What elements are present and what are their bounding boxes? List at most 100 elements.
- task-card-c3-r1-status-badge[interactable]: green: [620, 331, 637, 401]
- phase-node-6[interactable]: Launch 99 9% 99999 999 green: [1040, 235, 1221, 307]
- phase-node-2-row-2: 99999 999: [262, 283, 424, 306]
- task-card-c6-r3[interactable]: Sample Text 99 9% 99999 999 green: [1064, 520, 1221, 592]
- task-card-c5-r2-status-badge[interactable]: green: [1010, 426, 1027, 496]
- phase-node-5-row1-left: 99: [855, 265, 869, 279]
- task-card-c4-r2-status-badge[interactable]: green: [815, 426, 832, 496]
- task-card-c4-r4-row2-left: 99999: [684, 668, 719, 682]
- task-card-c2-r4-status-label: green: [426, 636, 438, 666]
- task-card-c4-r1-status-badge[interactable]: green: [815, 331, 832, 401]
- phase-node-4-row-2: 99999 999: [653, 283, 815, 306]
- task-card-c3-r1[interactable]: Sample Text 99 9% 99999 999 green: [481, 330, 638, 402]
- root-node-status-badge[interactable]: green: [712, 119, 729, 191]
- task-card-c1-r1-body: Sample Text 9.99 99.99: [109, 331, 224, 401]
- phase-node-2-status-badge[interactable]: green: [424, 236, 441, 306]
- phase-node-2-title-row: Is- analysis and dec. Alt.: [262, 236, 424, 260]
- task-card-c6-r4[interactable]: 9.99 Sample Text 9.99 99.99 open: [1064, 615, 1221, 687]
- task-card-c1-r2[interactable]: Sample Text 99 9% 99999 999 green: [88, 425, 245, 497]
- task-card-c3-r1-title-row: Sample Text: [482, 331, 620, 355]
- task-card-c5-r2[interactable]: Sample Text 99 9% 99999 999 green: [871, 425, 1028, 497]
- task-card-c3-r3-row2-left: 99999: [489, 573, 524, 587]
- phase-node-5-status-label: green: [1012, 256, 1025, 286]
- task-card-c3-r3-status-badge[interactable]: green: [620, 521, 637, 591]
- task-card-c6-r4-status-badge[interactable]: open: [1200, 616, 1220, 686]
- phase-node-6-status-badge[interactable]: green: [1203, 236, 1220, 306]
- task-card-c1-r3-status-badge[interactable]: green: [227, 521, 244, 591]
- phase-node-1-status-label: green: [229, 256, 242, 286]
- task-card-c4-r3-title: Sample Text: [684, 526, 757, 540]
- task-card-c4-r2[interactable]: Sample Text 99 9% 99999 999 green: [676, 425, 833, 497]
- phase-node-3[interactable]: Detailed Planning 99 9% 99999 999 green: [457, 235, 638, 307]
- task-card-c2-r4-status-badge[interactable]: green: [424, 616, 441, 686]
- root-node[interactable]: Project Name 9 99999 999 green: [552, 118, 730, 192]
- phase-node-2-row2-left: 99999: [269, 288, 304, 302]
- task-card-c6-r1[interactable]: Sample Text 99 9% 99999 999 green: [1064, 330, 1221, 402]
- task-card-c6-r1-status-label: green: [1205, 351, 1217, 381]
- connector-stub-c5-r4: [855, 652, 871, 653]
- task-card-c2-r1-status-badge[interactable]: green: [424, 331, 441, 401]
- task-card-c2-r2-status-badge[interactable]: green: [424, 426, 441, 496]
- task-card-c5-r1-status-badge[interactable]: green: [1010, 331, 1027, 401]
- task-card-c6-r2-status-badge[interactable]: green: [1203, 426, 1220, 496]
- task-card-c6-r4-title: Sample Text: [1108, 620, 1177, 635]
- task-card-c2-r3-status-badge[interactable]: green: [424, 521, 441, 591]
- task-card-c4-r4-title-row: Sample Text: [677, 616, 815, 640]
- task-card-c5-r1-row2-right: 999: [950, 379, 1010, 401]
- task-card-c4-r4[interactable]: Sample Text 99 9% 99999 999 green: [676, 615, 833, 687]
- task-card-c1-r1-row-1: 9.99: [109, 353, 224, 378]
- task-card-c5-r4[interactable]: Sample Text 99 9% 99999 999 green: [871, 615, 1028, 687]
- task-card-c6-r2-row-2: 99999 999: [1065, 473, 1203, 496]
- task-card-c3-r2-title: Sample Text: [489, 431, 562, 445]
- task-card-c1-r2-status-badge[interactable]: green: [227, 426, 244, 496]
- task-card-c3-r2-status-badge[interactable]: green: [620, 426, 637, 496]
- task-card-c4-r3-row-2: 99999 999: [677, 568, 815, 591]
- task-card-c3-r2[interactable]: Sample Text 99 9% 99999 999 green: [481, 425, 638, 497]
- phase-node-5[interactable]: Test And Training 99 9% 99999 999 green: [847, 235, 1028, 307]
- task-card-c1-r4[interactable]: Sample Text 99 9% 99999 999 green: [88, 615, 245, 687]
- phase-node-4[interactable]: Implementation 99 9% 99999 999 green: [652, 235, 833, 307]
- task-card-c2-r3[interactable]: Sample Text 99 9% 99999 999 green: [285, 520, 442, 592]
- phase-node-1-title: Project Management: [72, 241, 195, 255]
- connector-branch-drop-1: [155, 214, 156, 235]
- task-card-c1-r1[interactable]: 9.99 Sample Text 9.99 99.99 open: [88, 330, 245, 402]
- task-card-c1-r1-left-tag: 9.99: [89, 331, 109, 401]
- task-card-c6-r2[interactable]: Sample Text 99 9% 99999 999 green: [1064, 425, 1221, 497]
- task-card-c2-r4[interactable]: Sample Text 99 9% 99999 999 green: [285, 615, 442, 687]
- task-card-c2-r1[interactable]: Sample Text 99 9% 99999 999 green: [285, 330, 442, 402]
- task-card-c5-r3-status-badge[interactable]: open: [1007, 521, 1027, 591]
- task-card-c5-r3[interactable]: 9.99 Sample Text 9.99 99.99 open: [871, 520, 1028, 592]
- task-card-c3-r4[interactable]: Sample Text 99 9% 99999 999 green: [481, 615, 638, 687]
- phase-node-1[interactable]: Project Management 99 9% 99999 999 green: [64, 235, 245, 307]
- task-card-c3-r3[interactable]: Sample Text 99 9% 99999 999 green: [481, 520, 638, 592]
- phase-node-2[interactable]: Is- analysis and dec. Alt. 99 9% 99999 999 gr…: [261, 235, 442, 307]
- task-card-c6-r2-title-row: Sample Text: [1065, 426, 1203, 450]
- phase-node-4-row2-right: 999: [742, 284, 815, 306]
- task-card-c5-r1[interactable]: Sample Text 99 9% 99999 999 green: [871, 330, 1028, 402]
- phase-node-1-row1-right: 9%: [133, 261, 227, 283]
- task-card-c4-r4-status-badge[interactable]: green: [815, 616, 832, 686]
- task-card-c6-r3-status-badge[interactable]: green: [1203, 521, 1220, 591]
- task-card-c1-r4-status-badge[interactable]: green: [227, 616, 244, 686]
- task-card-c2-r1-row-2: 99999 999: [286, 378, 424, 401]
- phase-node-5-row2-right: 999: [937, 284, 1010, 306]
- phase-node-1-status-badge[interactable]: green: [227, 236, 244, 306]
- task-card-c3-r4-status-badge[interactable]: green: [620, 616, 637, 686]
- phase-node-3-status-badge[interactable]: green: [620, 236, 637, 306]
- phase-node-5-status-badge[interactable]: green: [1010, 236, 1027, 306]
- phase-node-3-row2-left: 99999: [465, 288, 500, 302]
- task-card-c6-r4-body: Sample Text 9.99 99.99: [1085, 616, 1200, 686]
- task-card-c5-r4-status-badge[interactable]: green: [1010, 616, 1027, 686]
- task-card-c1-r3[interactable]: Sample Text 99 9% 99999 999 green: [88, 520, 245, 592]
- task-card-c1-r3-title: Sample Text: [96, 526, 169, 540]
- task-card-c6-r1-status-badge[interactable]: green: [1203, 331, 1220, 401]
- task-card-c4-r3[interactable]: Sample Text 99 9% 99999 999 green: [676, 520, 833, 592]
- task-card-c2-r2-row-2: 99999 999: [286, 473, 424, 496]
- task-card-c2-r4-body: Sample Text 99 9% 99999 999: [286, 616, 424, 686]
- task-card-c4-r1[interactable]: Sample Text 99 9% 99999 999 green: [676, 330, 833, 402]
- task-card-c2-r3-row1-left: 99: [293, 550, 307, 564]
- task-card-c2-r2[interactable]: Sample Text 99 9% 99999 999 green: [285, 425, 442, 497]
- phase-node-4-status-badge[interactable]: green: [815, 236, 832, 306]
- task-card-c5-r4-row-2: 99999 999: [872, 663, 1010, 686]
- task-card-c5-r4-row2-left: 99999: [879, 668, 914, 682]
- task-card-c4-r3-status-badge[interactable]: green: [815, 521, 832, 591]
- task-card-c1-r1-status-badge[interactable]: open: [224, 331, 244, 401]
-*-
TASK TO CARRY OUT — Return the material above word for word, from its first line up to and including the line with "236, 441, 306]".

TASK RESPONSE —
What elements are present and what are their bounding boxes? List at most 100 elements.
- task-card-c3-r1-status-badge[interactable]: green: [620, 331, 637, 401]
- phase-node-6[interactable]: Launch 99 9% 99999 999 green: [1040, 235, 1221, 307]
- phase-node-2-row-2: 99999 999: [262, 283, 424, 306]
- task-card-c6-r3[interactable]: Sample Text 99 9% 99999 999 green: [1064, 520, 1221, 592]
- task-card-c5-r2-status-badge[interactable]: green: [1010, 426, 1027, 496]
- phase-node-5-row1-left: 99: [855, 265, 869, 279]
- task-card-c4-r2-status-badge[interactable]: green: [815, 426, 832, 496]
- task-card-c4-r4-row2-left: 99999: [684, 668, 719, 682]
- task-card-c2-r4-status-label: green: [426, 636, 438, 666]
- task-card-c4-r1-status-badge[interactable]: green: [815, 331, 832, 401]
- phase-node-4-row-2: 99999 999: [653, 283, 815, 306]
- task-card-c3-r1[interactable]: Sample Text 99 9% 99999 999 green: [481, 330, 638, 402]
- root-node-status-badge[interactable]: green: [712, 119, 729, 191]
- task-card-c1-r1-body: Sample Text 9.99 99.99: [109, 331, 224, 401]
- phase-node-2-status-badge[interactable]: green: [424, 236, 441, 306]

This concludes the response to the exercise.